• _Activity list_
• 1. In the hard drive upgrade discussion, why does the writer see no point in ordering a new BIOS for a home computer? Answer in one to three sentences.
• 2. Please answer from the hard drive upgrade discussion: who makes the drive overlay that reassigns head/track info?
• 3. Extend the hard drive upgrade discussion, starting right after its final sentence.

• _Excerpt provided_
== Segment start ==
Just use the overlay software, it works, I don't like it but sometimes you don't have a choice unless you want to spend some money. Considering you can get a whole new motherboard for less than $80 there would be no point in my mind for you to order a new BIOS for a home computer.
 
The way the system was put together will probably keep you from replacing the M/B by itself. So if you go that direction plan on replacing the M/B and the case/PS. Most of the rest is usable. But you may also need a video card and possibly keyboard and mouse.
The drive overlay that reassigns head/track info is from on-track systems. If you use it, make sure you keep a floppy with the overlay installed for emergency boot. And you may run into little glitches installing stuff from the supplied reload CD.
Does your bios allow LBA addressing of the hard drive? This normally allows more space to be assigned than normal or large which are two other choices of drive addressing scheme. Ed Fair
efair@atlnet.com

Any advice I give is my best judgement based on my interpretation of the facts you supply.

Help increase my knowledge by providing some feedback, good or bad, on any advice I have given.

 
Thanks all for the feedback.

How can I get into the BIOS Overlay software?

With respects to splitting the number of heads and doubling the sectors in the BIOS; well I did the following steps to find out what I have configured : - (Please bare in mind the last time I attempted to upgrade with the 20gb was ages ago, hence cannot recall how, what, when and where; also had info. on HDD upgrade utilities which cannot locate)
== Segment end ==
• _Provided material_
== Segment start ==
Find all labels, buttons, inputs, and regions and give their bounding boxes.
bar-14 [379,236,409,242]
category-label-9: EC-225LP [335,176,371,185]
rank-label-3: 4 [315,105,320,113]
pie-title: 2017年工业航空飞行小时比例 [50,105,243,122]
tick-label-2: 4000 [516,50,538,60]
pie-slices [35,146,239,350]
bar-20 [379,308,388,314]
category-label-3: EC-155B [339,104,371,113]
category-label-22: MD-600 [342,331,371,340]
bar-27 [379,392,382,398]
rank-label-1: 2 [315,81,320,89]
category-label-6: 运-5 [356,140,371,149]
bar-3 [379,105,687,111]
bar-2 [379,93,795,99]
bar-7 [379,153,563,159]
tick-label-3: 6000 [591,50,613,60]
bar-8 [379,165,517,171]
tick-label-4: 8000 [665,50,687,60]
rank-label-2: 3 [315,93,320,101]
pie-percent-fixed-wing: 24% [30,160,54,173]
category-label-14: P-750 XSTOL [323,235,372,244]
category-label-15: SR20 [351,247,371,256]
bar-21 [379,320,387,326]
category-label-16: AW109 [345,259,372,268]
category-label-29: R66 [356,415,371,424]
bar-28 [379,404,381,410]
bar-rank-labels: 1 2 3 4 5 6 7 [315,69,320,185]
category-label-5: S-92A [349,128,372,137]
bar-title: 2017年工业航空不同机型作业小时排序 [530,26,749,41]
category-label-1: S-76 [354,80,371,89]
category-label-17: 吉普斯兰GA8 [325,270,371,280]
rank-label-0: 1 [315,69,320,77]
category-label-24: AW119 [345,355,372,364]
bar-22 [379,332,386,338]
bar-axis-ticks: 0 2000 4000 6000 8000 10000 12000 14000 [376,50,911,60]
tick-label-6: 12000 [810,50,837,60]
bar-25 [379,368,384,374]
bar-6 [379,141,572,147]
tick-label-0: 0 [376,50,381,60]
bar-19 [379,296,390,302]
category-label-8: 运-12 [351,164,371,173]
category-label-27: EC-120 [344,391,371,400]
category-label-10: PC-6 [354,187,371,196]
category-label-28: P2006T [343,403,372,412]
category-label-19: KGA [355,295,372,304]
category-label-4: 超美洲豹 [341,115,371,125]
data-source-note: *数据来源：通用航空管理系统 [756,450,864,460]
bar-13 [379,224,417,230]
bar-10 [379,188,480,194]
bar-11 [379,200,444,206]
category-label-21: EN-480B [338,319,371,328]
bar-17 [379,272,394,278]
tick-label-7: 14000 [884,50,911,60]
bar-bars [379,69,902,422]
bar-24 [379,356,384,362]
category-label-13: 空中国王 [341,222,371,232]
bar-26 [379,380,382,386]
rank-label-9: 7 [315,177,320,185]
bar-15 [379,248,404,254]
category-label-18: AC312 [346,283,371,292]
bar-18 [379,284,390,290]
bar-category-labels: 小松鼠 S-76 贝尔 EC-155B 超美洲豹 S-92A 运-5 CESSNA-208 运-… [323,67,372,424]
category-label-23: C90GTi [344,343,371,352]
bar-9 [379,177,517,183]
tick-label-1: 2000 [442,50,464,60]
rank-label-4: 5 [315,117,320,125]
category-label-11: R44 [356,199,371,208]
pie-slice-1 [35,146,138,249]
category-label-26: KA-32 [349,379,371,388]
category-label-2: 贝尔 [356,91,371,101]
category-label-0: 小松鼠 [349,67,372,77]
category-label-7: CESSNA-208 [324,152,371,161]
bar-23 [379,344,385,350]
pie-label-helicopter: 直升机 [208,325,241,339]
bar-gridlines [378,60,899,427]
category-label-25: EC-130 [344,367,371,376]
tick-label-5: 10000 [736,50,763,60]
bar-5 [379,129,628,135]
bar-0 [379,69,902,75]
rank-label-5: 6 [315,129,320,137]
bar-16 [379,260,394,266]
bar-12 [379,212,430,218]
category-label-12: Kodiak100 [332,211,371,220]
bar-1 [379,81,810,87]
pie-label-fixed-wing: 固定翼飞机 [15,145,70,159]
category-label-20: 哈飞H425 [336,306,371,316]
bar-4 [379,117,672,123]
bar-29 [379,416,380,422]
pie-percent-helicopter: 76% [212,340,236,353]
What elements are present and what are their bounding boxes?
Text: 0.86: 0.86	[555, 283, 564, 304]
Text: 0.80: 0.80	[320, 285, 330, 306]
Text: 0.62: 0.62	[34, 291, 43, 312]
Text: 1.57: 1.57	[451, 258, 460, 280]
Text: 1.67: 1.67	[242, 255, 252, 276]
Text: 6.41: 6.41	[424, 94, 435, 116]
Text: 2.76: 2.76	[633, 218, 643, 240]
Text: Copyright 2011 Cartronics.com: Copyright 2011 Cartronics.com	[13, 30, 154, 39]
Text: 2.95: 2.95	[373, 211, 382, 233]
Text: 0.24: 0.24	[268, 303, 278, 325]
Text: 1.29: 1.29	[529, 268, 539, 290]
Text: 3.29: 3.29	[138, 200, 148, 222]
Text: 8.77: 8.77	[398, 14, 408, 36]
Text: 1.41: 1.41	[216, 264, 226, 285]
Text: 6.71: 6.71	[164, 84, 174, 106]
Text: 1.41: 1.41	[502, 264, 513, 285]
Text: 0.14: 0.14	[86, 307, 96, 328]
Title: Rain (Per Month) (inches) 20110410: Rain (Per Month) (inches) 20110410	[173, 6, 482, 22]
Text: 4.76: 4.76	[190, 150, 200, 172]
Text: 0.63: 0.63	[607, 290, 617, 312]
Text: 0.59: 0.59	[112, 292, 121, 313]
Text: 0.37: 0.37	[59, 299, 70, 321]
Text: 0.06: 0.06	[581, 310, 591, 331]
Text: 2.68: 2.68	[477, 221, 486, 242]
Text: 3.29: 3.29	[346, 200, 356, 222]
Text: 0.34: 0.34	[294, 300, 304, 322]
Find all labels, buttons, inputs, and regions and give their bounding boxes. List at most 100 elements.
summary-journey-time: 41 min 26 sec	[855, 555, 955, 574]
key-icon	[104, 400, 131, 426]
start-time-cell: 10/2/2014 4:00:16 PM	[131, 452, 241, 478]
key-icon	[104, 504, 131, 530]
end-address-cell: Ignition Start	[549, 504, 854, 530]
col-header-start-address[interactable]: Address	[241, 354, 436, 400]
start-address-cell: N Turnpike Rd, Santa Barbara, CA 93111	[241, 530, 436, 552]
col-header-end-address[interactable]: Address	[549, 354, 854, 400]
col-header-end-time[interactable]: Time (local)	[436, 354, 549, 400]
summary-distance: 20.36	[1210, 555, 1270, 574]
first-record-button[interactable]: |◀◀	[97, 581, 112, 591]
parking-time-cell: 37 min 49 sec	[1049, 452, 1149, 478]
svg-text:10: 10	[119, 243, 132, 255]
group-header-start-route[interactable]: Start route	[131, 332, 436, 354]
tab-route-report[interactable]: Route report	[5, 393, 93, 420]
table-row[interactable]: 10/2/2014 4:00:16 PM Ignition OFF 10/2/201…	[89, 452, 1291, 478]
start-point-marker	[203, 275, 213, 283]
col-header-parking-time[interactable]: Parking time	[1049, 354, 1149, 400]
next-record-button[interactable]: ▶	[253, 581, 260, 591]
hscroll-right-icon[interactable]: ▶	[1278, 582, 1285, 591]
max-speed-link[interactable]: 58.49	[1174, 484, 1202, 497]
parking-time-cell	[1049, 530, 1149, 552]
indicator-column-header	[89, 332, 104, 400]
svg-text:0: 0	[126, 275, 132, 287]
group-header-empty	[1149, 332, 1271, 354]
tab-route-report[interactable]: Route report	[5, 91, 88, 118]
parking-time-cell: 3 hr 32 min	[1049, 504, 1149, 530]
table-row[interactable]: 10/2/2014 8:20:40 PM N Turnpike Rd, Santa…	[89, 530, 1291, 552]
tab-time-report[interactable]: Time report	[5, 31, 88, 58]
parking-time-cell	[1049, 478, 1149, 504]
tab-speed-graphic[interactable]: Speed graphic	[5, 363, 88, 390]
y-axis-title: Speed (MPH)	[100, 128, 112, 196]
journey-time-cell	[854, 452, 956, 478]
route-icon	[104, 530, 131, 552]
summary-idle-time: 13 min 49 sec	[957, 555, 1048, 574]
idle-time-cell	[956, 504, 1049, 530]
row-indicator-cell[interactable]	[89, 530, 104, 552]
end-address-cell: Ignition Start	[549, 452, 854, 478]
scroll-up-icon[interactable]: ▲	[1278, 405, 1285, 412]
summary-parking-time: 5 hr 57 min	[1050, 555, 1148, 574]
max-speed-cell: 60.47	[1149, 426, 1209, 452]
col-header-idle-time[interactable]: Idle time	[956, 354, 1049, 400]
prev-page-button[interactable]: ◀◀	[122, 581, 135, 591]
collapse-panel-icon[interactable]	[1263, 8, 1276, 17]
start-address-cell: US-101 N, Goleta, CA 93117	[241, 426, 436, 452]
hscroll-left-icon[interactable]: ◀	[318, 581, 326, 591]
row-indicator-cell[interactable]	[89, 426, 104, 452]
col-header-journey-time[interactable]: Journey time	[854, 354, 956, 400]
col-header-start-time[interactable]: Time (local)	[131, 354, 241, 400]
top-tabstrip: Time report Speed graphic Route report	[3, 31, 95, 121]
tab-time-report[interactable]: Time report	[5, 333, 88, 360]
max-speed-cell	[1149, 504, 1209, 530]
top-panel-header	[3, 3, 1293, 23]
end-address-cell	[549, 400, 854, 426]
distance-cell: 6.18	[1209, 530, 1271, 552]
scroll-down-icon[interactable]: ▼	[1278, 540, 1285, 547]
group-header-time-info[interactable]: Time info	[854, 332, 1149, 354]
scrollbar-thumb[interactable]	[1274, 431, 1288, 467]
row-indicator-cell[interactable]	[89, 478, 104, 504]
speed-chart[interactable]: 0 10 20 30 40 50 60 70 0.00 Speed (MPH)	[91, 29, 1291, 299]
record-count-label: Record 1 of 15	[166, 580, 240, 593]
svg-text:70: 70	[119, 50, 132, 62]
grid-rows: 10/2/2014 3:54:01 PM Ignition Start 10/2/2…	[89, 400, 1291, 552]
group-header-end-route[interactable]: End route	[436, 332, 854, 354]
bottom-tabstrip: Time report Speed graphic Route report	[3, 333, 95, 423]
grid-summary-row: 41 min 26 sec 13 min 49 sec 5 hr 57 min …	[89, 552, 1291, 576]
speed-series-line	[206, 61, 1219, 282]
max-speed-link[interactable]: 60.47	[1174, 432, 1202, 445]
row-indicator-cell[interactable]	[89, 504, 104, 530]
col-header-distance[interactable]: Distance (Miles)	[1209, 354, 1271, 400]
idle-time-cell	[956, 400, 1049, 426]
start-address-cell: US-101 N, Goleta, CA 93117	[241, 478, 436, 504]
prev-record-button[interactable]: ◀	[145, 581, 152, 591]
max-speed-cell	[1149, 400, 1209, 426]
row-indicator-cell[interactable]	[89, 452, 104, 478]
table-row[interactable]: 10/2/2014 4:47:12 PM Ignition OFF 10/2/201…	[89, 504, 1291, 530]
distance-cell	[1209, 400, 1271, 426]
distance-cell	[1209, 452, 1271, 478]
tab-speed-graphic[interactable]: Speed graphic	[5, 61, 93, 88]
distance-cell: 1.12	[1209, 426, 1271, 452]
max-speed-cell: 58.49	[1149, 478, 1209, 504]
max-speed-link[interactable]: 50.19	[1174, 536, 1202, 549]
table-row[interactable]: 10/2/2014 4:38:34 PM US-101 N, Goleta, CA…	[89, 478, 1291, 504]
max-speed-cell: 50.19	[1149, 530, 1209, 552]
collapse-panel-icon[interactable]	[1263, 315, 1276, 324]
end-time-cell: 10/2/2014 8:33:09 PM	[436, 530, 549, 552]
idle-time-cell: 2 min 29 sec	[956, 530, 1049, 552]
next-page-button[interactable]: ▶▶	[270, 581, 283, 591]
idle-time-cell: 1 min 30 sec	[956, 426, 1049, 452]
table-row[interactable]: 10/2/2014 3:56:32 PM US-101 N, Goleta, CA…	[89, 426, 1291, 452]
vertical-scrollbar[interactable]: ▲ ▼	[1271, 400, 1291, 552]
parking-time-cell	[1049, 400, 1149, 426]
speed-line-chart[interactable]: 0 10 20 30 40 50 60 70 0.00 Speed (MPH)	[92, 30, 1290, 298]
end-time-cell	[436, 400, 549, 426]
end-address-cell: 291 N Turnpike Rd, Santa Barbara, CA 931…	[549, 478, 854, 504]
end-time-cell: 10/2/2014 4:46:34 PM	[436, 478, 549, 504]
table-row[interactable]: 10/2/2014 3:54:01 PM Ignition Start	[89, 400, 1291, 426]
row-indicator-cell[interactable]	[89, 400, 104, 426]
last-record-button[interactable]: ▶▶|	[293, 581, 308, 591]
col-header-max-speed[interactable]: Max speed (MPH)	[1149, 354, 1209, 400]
== Segment end ==
• _Task-by-task outputs_
• 1. A whole new motherboard can be bought for less than $80, so ordering a new BIOS for a home computer makes no sense to the writer.

• 2. On-track systems.

• 3.
- I did F1
- went into IDE device configuration -->
cylinders 6163, heads 16, sectors 63 and maximum capacity reads as 3020mb. So I assume the above suggestions are to manually change these values - here or somewhere else??

with respect to my BIOS allowing LBA addressing? - how can I find this out as I cannot recall how to do this?

Thanks in advance
 
One way on later bios's is to let it do auto select. Another way is to do IDE drive detect, where you get to choose normal , large, or LBA. But you may not have the capability.
Basically would takey your 6000x16x63 to something like 2000x256x63, But it requires the LBA capability on both ends.
And there is also a choice to make further into bios setup to allow LBA addressing if your system has the capability.
By the time of P133s, most MBs had the LBA as a choice.
Try a google search for Ontrack. This also does some jiggling that will get you more of the drive used. Ed Fair
efair@atlnet.com

Any advice I give is my best judgement based on my interpretation of the facts you supply.

Help increase my knowledge by providing some feedback, good or bad, on any advice I have given.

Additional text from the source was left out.